▸ WHAT YOU ARE ASKED TO DO
Identify each line holding the string "Substance" and copy it.

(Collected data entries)
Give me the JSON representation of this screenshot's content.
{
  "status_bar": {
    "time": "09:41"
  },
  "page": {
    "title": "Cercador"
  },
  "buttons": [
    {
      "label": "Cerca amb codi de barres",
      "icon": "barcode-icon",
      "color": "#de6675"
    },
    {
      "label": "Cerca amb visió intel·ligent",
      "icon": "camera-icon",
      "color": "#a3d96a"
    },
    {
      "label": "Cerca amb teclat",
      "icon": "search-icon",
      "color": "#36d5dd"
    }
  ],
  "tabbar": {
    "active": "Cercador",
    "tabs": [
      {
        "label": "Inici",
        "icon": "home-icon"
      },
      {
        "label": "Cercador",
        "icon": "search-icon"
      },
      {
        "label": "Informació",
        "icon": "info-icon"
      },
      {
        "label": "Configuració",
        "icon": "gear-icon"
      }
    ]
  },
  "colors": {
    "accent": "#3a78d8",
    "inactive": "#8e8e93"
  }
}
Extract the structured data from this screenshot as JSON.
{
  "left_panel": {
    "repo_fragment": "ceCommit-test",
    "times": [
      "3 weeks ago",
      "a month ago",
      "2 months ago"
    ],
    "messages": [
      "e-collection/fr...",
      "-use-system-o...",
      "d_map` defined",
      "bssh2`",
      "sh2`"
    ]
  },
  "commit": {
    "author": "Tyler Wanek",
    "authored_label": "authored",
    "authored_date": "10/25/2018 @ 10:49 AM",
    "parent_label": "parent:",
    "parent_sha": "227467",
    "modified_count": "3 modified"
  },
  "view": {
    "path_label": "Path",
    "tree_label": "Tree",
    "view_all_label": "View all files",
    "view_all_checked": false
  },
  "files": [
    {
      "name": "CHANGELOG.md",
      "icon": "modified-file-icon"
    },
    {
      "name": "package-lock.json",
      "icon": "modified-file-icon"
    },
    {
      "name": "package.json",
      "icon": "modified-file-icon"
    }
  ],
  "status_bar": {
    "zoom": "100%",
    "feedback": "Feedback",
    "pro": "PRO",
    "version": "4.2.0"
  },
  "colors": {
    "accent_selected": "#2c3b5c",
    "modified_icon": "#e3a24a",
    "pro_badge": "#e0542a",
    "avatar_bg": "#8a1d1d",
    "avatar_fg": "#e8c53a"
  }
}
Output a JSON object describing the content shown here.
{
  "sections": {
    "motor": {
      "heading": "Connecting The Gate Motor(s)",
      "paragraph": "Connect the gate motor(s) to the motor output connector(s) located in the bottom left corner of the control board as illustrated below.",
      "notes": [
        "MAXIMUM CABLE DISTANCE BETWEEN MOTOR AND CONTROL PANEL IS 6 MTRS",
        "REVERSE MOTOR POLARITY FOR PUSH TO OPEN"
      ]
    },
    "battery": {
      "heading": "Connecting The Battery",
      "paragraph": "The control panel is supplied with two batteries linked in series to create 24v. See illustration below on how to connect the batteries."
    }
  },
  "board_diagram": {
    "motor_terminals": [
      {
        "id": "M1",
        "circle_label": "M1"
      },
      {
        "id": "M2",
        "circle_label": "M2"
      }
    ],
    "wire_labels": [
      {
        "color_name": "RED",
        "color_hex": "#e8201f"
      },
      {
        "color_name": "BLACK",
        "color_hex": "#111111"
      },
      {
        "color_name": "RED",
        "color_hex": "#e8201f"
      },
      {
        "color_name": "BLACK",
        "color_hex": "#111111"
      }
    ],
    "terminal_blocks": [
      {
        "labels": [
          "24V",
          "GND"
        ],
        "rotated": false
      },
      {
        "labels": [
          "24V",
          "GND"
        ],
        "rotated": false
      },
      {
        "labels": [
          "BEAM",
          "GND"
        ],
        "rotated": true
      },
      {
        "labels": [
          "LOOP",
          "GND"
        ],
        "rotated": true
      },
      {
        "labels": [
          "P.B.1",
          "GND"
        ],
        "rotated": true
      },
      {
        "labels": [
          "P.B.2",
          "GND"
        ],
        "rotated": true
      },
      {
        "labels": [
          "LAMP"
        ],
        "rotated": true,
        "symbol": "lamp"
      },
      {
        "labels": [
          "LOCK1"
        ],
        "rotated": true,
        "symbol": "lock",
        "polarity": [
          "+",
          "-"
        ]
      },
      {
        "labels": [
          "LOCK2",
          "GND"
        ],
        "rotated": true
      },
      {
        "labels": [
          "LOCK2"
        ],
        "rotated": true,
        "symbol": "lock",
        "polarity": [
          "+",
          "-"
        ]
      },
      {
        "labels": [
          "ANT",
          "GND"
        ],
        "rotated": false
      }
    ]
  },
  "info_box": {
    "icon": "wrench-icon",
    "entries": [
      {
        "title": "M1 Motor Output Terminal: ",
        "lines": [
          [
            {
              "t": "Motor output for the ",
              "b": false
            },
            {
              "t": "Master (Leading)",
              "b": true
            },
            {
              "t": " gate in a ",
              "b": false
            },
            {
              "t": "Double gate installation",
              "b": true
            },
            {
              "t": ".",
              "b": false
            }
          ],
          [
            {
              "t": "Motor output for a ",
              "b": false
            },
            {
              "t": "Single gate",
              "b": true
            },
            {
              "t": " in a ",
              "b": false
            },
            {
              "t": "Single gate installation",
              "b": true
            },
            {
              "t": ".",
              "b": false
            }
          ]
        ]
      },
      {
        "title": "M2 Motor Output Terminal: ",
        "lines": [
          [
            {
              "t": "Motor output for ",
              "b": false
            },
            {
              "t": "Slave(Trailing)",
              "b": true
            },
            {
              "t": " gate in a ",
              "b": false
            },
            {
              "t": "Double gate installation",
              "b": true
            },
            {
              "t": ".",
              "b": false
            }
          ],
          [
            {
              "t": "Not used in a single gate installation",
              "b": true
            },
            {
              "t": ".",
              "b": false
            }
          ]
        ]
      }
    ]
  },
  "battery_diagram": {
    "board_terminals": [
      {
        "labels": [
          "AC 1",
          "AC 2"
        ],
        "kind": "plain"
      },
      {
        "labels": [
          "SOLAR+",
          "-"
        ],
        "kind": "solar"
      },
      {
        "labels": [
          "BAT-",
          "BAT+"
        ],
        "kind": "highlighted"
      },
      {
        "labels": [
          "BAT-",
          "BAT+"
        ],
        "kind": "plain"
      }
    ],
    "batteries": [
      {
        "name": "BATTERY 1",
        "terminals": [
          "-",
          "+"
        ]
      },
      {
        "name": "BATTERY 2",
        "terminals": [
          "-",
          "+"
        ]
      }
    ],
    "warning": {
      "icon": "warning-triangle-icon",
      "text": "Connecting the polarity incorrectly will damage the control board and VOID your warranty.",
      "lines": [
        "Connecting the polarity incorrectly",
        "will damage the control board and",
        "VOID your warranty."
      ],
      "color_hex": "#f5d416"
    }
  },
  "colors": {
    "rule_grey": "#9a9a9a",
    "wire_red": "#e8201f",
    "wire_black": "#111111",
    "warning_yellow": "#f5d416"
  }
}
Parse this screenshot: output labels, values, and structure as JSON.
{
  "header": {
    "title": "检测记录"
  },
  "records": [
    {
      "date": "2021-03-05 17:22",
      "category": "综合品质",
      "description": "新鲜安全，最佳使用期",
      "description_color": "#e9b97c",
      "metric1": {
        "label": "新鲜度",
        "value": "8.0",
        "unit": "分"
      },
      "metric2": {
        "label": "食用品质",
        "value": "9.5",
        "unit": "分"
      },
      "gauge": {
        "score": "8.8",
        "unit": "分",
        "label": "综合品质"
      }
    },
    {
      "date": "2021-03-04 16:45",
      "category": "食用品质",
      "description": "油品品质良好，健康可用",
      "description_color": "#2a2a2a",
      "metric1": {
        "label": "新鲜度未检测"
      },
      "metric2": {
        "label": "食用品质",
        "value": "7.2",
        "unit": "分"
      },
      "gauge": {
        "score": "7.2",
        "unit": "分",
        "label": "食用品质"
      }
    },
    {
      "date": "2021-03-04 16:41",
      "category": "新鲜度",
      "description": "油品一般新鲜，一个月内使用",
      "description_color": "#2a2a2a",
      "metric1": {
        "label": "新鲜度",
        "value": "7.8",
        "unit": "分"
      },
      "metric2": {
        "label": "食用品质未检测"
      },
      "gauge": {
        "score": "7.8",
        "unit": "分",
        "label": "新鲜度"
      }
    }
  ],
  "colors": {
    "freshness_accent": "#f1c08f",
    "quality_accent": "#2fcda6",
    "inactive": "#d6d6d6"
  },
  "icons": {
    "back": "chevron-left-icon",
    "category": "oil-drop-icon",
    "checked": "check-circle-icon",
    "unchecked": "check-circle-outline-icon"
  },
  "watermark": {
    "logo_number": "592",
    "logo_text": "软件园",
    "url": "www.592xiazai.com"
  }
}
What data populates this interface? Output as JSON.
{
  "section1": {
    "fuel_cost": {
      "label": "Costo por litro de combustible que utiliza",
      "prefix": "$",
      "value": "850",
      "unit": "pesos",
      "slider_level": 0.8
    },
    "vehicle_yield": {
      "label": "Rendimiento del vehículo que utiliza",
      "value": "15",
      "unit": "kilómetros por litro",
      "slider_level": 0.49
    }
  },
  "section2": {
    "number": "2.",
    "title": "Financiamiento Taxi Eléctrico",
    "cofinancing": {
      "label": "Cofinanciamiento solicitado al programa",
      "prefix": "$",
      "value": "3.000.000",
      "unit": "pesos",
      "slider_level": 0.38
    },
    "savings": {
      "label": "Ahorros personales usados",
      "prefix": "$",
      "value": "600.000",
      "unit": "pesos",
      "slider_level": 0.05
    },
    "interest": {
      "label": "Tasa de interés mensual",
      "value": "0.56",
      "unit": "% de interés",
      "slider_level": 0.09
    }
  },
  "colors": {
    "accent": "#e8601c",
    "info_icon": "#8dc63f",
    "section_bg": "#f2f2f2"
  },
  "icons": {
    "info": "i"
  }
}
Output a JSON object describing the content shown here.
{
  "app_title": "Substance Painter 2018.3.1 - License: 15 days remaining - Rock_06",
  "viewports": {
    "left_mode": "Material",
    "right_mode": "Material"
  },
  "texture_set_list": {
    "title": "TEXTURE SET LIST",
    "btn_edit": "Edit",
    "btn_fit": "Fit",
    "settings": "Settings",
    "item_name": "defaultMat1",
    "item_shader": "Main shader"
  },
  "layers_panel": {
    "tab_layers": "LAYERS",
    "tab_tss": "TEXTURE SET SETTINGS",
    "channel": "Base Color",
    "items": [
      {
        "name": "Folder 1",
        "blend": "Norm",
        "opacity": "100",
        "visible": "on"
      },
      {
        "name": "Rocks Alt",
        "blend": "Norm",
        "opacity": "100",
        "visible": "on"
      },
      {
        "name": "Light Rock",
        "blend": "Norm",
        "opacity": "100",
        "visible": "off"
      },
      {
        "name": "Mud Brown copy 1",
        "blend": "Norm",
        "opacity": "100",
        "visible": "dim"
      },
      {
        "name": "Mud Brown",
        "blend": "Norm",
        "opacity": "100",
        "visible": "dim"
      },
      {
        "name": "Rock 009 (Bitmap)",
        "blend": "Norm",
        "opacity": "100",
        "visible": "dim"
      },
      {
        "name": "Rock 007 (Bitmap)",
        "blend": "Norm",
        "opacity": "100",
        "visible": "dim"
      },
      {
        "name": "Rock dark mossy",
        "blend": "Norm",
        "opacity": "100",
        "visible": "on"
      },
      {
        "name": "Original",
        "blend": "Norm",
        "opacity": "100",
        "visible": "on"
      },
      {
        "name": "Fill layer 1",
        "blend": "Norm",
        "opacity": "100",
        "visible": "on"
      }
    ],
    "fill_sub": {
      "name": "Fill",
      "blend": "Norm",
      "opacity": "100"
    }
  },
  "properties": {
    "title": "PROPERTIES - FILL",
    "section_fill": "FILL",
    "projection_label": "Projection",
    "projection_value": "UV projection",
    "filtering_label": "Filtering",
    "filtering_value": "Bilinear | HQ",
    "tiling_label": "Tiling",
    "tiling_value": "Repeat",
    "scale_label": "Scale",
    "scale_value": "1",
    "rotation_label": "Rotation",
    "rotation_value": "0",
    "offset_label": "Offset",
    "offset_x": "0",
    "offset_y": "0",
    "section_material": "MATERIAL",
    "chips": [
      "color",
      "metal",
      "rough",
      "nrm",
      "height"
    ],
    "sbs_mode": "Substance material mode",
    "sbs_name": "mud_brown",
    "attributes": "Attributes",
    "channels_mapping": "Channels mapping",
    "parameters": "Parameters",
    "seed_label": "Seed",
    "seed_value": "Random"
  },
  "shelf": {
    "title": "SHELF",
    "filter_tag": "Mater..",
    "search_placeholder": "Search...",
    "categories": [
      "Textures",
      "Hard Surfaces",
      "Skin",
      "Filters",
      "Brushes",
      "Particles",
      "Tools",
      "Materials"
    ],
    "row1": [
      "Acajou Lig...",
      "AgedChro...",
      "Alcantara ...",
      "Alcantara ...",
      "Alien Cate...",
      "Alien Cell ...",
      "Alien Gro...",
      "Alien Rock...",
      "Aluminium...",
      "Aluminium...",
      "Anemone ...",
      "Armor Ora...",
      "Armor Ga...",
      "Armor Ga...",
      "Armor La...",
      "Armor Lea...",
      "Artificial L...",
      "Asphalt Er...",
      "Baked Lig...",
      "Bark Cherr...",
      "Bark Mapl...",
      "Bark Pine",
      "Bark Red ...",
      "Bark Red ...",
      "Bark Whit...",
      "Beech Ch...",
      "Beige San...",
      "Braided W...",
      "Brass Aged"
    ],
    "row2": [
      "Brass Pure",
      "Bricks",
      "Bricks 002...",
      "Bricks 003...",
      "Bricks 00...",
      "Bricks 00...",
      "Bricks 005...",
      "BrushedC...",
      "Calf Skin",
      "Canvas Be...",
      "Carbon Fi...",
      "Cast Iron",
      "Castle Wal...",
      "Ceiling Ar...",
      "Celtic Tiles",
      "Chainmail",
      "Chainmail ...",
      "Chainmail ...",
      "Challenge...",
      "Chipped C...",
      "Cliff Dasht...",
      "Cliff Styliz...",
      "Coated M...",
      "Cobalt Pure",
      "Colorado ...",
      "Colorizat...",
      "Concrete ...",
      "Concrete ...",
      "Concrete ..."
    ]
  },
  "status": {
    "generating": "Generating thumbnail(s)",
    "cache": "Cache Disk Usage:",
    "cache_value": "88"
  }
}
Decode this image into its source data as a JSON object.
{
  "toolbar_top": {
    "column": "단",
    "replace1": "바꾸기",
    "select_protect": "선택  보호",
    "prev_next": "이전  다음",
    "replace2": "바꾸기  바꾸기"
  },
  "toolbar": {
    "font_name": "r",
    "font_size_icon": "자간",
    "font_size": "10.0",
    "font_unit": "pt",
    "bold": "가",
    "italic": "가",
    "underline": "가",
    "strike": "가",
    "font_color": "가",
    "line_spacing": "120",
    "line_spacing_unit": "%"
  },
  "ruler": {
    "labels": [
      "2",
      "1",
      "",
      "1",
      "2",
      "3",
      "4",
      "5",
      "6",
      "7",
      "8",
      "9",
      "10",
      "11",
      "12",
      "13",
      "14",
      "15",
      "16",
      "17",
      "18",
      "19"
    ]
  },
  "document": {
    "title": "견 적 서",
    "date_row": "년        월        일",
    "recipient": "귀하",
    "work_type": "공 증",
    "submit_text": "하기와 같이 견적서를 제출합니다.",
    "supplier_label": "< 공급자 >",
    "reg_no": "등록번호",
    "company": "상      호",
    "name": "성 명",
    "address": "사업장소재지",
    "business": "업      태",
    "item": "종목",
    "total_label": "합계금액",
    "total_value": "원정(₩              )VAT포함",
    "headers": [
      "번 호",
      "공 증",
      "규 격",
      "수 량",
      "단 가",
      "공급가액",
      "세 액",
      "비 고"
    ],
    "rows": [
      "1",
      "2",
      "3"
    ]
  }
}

▸ ANSWER BELOW
  "app_title": "Substance Painter 2018.3.1 - License: 15 days remaining - Rock_06",
    "sbs_mode": "Substance material mode",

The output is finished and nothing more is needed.